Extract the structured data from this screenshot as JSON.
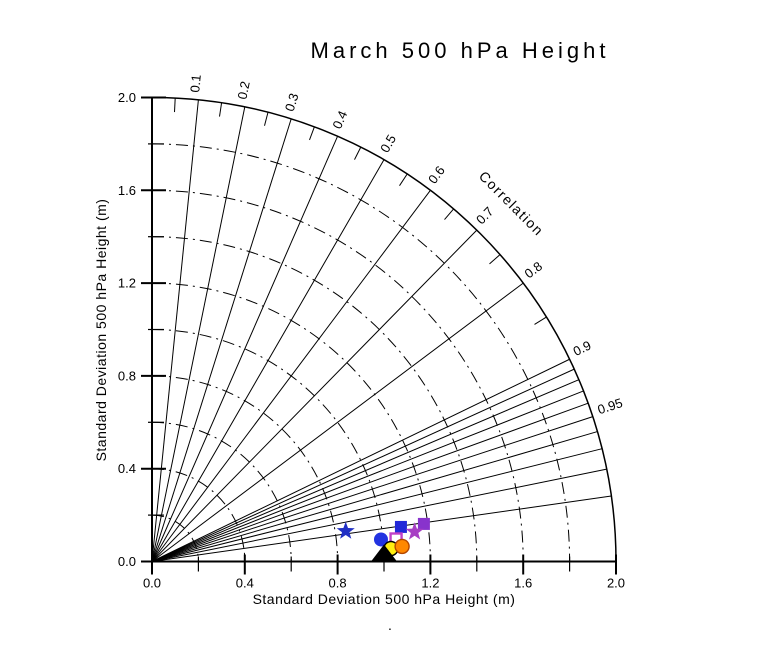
{
  "chart_data": {
    "type": "taylor_diagram",
    "title": "March 500 hPa Height",
    "xlabel": "Standard Deviation 500 hPa Height (m)",
    "ylabel": "Standard Deviation 500 hPa Height (m)",
    "correlation_axis_label": "Correlation",
    "axis_range": [
      0.0,
      2.0
    ],
    "axis_major_ticks": [
      0.0,
      0.4,
      0.8,
      1.2,
      1.6,
      2.0
    ],
    "axis_major_tick_labels": [
      "0.0",
      "0.4",
      "0.8",
      "1.2",
      "1.6",
      "2.0"
    ],
    "axis_minor_ticks": [
      0.2,
      0.6,
      1.0,
      1.4,
      1.8
    ],
    "std_dev_arcs": [
      0.2,
      0.4,
      0.6,
      0.8,
      1.0,
      1.2,
      1.4,
      1.6,
      1.8
    ],
    "outer_arc_radius": 2.0,
    "grid_style": "dash-dot",
    "correlation_radial_lines": [
      0.1,
      0.2,
      0.3,
      0.4,
      0.5,
      0.6,
      0.7,
      0.8,
      0.9
    ],
    "correlation_fine_lines": [
      0.91,
      0.92,
      0.93,
      0.94,
      0.95,
      0.96,
      0.97,
      0.98,
      0.99
    ],
    "correlation_arc_minor_ticks": [
      0.05,
      0.15,
      0.25,
      0.35,
      0.45,
      0.55,
      0.65,
      0.75,
      0.85
    ],
    "correlation_labels": [
      {
        "value": 0.1,
        "label": "0.1"
      },
      {
        "value": 0.2,
        "label": "0.2"
      },
      {
        "value": 0.3,
        "label": "0.3"
      },
      {
        "value": 0.4,
        "label": "0.4"
      },
      {
        "value": 0.5,
        "label": "0.5"
      },
      {
        "value": 0.6,
        "label": "0.6"
      },
      {
        "value": 0.7,
        "label": "0.7"
      },
      {
        "value": 0.8,
        "label": "0.8"
      },
      {
        "value": 0.9,
        "label": "0.9"
      },
      {
        "value": 0.95,
        "label": "0.95"
      }
    ],
    "reference": {
      "name": "reference-point-black-triangle",
      "shape": "triangle-up",
      "color": "#000000",
      "std_dev": 1.0,
      "correlation": 1.0,
      "x": 1.0,
      "y": 0.0
    },
    "points": [
      {
        "name": "model-point-blue-star",
        "shape": "star",
        "color": "#2130c4",
        "x": 0.835,
        "y": 0.131,
        "std_dev": 0.85,
        "correlation": 0.988
      },
      {
        "name": "model-point-blue-square",
        "shape": "square",
        "color": "#2228d8",
        "x": 1.073,
        "y": 0.149,
        "std_dev": 1.08,
        "correlation": 0.99
      },
      {
        "name": "model-point-purple-square",
        "shape": "square",
        "color": "#8833cc",
        "x": 1.172,
        "y": 0.162,
        "std_dev": 1.18,
        "correlation": 0.991
      },
      {
        "name": "model-point-magenta-star",
        "shape": "star",
        "color": "#a73fc4",
        "x": 1.132,
        "y": 0.128,
        "std_dev": 1.14,
        "correlation": 0.994
      },
      {
        "name": "model-point-blue-circle",
        "shape": "circle",
        "color": "#2233e0",
        "x": 0.987,
        "y": 0.095,
        "std_dev": 0.99,
        "correlation": 0.995
      },
      {
        "name": "model-point-magenta-open-square",
        "shape": "open-square",
        "color": "#c040c8",
        "x": 1.052,
        "y": 0.097,
        "std_dev": 1.06,
        "correlation": 0.996
      },
      {
        "name": "model-point-yellow-circle",
        "shape": "circle",
        "color": "#ffee11",
        "stroke": "#000000",
        "x": 1.03,
        "y": 0.056,
        "std_dev": 1.03,
        "correlation": 0.999
      },
      {
        "name": "model-point-orange-circle",
        "shape": "circle",
        "color": "#ff8800",
        "stroke": "#b34700",
        "x": 1.078,
        "y": 0.065,
        "std_dev": 1.08,
        "correlation": 0.998
      }
    ],
    "annotations": [
      {
        "name": "stray-period",
        "text": "."
      }
    ],
    "line_color": "#000000",
    "background_color": "#ffffff"
  }
}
# # # # #
> **SHORT PROBLEM**
Your task is to gather every line with the word "Standard" and copy it.

> **RESULT OF THIS TASK**
    "xlabel": "Standard Deviation 500 hPa Height (m)",
    "ylabel": "Standard Deviation 500 hPa Height (m)",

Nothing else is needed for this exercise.